- _Exercise requirements_
Return the lines below exactly, starting with the line that contains "Convert this document image to plain text." and stopping after the last line.
— Begin —
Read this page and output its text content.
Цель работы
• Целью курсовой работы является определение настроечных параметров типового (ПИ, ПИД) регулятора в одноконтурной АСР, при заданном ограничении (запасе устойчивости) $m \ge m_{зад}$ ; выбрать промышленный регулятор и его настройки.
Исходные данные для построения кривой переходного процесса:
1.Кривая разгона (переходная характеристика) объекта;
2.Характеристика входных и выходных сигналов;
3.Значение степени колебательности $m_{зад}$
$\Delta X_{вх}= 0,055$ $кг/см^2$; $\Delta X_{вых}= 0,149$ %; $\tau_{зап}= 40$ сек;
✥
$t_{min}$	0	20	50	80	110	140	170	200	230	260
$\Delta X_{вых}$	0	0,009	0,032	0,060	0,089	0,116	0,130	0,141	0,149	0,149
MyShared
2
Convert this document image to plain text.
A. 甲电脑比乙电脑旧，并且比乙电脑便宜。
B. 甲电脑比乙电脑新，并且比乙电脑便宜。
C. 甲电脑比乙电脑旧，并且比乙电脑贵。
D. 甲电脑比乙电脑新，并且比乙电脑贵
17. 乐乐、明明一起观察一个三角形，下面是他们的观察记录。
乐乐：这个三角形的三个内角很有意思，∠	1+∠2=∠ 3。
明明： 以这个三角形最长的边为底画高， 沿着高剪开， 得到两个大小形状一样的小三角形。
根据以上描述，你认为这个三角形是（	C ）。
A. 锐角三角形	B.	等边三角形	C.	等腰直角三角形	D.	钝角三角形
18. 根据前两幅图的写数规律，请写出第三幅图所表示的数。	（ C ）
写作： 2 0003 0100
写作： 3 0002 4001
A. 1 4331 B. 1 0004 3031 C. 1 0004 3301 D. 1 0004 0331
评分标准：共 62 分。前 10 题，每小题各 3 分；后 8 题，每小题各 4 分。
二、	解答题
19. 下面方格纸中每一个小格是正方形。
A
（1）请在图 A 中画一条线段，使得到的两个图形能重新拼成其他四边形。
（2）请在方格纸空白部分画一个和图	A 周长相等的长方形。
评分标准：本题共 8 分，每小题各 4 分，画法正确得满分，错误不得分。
— End —
- _Output_
Convert this document image to plain text.
A. 甲电脑比乙电脑旧，并且比乙电脑便宜。
B. 甲电脑比乙电脑新，并且比乙电脑便宜。
C. 甲电脑比乙电脑旧，并且比乙电脑贵。
D. 甲电脑比乙电脑新，并且比乙电脑贵
17. 乐乐、明明一起观察一个三角形，下面是他们的观察记录。
乐乐：这个三角形的三个内角很有意思，∠	1+∠2=∠ 3。
明明： 以这个三角形最长的边为底画高， 沿着高剪开， 得到两个大小形状一样的小三角形。
根据以上描述，你认为这个三角形是（	C ）。
A. 锐角三角形	B.	等边三角形	C.	等腰直角三角形	D.	钝角三角形
18. 根据前两幅图的写数规律，请写出第三幅图所表示的数。	（ C ）
写作： 2 0003 0100
写作： 3 0002 4001
A. 1 4331 B. 1 0004 3031 C. 1 0004 3301 D. 1 0004 0331
评分标准：共 62 分。前 10 题，每小题各 3 分；后 8 题，每小题各 4 分。
二、	解答题
19. 下面方格纸中每一个小格是正方形。
A
（1）请在图 A 中画一条线段，使得到的两个图形能重新拼成其他四边形。
（2）请在方格纸空白部分画一个和图	A 周长相等的长方形。
评分标准：本题共 8 分，每小题各 4 分，画法正确得满分，错误不得分。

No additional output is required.